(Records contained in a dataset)

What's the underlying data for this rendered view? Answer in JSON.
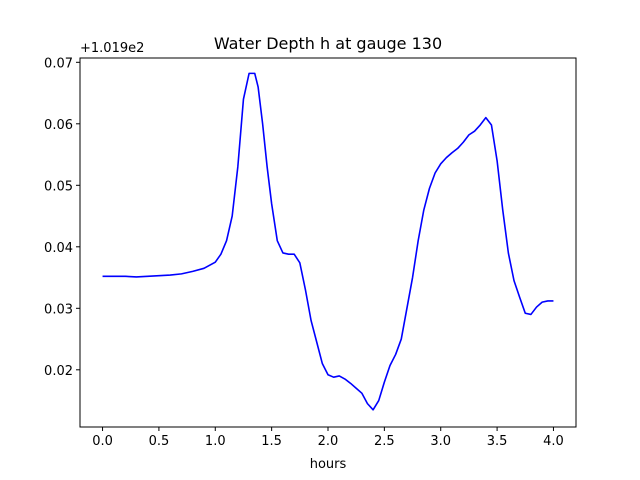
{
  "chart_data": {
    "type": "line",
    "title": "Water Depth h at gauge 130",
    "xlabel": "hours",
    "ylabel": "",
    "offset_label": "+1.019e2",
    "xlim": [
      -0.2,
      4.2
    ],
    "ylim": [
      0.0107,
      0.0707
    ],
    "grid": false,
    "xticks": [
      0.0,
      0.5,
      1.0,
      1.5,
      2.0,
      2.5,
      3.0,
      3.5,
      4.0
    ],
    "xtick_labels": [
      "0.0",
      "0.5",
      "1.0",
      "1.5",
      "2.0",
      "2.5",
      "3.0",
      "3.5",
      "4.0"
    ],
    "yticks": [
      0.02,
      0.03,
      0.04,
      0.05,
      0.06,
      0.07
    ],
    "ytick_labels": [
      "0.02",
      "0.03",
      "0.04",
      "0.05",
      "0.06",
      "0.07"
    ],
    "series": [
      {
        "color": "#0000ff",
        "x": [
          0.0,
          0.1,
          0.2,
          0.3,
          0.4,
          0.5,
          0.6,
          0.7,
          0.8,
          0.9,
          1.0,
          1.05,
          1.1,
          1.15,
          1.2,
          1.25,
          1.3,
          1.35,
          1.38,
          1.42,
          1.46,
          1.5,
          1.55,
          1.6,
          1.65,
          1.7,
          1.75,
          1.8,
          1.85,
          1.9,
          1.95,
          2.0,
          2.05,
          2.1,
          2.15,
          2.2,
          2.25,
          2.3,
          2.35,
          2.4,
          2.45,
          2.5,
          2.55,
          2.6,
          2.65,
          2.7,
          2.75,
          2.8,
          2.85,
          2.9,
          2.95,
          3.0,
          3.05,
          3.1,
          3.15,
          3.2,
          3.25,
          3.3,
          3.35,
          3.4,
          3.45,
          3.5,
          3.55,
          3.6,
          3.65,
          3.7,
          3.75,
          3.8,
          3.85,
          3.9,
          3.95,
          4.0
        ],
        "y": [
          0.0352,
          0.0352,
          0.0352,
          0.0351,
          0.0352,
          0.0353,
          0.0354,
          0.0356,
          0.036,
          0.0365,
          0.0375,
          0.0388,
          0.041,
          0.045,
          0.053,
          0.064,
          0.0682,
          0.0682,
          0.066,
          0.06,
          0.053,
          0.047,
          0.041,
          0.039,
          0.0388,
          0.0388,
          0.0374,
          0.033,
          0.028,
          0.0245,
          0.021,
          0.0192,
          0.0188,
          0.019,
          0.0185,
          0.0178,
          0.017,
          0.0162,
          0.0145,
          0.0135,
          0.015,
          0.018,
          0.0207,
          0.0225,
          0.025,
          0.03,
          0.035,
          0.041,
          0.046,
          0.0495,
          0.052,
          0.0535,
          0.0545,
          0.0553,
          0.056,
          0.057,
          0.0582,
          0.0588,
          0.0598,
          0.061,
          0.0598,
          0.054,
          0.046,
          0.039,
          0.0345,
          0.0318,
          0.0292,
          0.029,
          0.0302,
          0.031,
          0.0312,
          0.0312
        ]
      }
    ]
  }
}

Task directions = Repeat each record exactly, with the pictures left out.

Completed exercise =
What's the underlying data for this rendered view? Answer in JSON.
{
  "chart_data": {
    "type": "line",
    "title": "Water Depth h at gauge 130",
    "xlabel": "hours",
    "ylabel": "",
    "offset_label": "+1.019e2",
    "xlim": [
      -0.2,
      4.2
    ],
    "ylim": [
      0.0107,
      0.0707
    ],
    "grid": false,
    "xticks": [
      0.0,
      0.5,
      1.0,
      1.5,
      2.0,
      2.5,
      3.0,
      3.5,
      4.0
    ],
    "xtick_labels": [
      "0.0",
      "0.5",
      "1.0",
      "1.5",
      "2.0",
      "2.5",
      "3.0",
      "3.5",
      "4.0"
    ],
    "yticks": [
      0.02,
      0.03,
      0.04,
      0.05,
      0.06,
      0.07
    ],
    "ytick_labels": [
      "0.02",
      "0.03",
      "0.04",
      "0.05",
      "0.06",
      "0.07"
    ],
    "series": [
      {
        "color": "#0000ff",
        "x": [
          0.0,
          0.1,
          0.2,
          0.3,
          0.4,
          0.5,
          0.6,
          0.7,
          0.8,
          0.9,
          1.0,
          1.05,
          1.1,
          1.15,
          1.2,
          1.25,
          1.3,
          1.35,
          1.38,
          1.42,
          1.46,
          1.5,
          1.55,
          1.6,
          1.65,
          1.7,
          1.75,
          1.8,
          1.85,
          1.9,
          1.95,
          2.0,
          2.05,
          2.1,
          2.15,
          2.2,
          2.25,
          2.3,
          2.35,
          2.4,
          2.45,
          2.5,
          2.55,
          2.6,
          2.65,
          2.7,
          2.75,
          2.8,
          2.85,
          2.9,
          2.95,
          3.0,
          3.05,
          3.1,
          3.15,
          3.2,
          3.25,
          3.3,
          3.35,
          3.4,
          3.45,
          3.5,
          3.55,
          3.6,
          3.65,
          3.7,
          3.75,
          3.8,
          3.85,
          3.9,
          3.95,
          4.0
        ],
        "y": [
          0.0352,
          0.0352,
          0.0352,
          0.0351,
          0.0352,
          0.0353,
          0.0354,
          0.0356,
          0.036,
          0.0365,
          0.0375,
          0.0388,
          0.041,
          0.045,
          0.053,
          0.064,
          0.0682,
          0.0682,
          0.066,
          0.06,
          0.053,
          0.047,
          0.041,
          0.039,
          0.0388,
          0.0388,
          0.0374,
          0.033,
          0.028,
          0.0245,
          0.021,
          0.0192,
          0.0188,
          0.019,
          0.0185,
          0.0178,
          0.017,
          0.0162,
          0.0145,
          0.0135,
          0.015,
          0.018,
          0.0207,
          0.0225,
          0.025,
          0.03,
          0.035,
          0.041,
          0.046,
          0.0495,
          0.052,
          0.0535,
          0.0545,
          0.0553,
          0.056,
          0.057,
          0.0582,
          0.0588,
          0.0598,
          0.061,
          0.0598,
          0.054,
          0.046,
          0.039,
          0.0345,
          0.0318,
          0.0292,
          0.029,
          0.0302,
          0.031,
          0.0312,
          0.0312
        ]
      }
    ]
  }
}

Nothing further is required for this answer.